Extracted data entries
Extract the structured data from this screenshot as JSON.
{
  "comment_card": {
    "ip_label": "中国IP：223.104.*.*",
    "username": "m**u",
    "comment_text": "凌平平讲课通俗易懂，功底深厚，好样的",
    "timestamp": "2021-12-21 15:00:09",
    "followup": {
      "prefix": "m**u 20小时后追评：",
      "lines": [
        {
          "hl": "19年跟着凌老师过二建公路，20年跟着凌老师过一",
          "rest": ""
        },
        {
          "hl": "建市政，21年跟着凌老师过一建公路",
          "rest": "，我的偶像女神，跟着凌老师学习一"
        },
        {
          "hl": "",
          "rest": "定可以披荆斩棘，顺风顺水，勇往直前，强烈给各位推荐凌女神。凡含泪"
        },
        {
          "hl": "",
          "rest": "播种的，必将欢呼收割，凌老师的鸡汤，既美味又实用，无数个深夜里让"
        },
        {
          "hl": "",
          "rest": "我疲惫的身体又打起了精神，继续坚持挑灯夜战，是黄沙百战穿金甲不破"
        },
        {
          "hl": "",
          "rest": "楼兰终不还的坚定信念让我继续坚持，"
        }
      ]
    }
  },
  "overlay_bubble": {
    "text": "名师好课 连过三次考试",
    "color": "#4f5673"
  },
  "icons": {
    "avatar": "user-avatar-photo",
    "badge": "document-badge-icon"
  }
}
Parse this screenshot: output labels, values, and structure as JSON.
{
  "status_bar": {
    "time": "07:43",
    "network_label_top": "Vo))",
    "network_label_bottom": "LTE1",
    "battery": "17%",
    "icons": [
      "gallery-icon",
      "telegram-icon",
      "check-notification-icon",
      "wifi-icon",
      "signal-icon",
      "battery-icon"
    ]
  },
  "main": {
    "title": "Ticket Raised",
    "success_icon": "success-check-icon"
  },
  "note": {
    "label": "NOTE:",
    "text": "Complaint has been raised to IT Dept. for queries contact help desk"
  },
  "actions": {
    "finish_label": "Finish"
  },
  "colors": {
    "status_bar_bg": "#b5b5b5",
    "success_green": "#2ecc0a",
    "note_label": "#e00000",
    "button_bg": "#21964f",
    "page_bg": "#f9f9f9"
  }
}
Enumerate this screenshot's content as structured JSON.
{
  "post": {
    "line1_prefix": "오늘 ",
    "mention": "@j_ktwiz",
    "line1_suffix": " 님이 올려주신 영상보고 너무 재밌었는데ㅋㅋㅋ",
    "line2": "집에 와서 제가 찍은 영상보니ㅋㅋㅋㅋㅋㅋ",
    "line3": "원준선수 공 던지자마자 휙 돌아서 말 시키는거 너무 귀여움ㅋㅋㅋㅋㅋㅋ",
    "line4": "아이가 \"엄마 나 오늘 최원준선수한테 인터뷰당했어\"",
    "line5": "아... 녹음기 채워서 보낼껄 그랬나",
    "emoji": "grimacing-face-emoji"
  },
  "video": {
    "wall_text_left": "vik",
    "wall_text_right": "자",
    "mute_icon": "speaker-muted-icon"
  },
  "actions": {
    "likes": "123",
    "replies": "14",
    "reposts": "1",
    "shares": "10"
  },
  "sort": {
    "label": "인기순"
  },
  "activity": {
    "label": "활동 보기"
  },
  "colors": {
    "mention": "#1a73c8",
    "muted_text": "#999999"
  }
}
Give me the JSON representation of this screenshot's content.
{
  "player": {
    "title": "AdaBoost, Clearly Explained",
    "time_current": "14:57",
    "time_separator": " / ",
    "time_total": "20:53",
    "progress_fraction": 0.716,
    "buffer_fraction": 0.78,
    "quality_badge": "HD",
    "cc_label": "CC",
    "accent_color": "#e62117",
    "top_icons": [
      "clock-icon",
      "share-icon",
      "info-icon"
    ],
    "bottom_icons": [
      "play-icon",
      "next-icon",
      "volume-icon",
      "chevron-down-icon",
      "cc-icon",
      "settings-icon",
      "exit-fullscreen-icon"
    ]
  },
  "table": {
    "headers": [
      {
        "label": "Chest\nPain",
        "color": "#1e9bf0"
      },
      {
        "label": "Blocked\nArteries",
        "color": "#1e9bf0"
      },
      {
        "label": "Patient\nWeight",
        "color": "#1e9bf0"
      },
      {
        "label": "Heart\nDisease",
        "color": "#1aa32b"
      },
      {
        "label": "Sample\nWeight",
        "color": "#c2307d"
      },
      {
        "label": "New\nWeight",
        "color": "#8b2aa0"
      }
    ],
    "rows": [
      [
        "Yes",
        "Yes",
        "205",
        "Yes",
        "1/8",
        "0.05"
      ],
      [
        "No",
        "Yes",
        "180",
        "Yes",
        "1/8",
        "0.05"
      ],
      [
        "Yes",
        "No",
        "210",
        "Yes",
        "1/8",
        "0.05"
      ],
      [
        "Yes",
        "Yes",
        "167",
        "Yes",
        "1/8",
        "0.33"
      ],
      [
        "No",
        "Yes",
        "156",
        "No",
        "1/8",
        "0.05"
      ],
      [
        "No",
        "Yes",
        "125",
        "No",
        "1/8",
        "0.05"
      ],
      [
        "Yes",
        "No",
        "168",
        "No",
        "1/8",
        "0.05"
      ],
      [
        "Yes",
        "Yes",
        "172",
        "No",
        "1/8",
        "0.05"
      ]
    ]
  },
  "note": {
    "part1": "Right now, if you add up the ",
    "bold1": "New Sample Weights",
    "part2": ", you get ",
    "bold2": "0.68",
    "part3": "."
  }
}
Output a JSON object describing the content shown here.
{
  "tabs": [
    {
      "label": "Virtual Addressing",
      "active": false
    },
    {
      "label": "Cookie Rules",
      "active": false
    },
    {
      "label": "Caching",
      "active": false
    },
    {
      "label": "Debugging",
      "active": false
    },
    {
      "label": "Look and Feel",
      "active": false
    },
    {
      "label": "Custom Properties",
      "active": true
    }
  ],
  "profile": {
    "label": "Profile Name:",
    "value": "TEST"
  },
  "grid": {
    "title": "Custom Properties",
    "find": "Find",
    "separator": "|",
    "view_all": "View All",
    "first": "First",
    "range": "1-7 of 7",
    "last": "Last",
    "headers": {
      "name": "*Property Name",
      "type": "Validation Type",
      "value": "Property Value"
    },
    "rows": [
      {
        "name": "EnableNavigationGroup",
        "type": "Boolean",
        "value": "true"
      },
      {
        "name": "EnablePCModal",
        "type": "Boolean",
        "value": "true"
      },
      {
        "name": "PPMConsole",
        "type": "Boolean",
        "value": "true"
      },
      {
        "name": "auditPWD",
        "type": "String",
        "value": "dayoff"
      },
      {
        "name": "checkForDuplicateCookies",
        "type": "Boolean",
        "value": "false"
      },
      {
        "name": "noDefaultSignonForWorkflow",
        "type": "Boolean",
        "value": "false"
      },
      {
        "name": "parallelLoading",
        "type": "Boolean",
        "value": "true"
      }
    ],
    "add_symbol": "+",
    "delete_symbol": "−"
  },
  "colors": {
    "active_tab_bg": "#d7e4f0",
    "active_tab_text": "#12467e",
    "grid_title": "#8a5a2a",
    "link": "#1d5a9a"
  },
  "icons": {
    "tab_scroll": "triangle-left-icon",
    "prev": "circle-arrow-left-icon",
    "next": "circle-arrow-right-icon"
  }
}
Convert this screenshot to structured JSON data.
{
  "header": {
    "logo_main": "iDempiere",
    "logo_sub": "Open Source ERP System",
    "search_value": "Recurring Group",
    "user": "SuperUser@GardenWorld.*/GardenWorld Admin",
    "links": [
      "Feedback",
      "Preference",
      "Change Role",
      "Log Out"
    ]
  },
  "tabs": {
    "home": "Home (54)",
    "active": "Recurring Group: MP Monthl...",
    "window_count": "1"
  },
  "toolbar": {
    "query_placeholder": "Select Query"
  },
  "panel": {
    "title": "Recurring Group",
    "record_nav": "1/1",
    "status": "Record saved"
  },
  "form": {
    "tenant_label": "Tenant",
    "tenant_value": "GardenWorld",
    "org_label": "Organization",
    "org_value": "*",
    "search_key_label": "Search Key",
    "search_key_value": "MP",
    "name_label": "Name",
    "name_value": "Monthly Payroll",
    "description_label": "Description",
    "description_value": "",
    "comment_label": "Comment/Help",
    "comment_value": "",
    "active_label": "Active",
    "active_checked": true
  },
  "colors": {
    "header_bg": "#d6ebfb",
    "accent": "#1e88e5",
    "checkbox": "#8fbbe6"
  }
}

### Exercise
Give back only a number, the number of lines where the string "Sample" occurs.

### Worked answer
2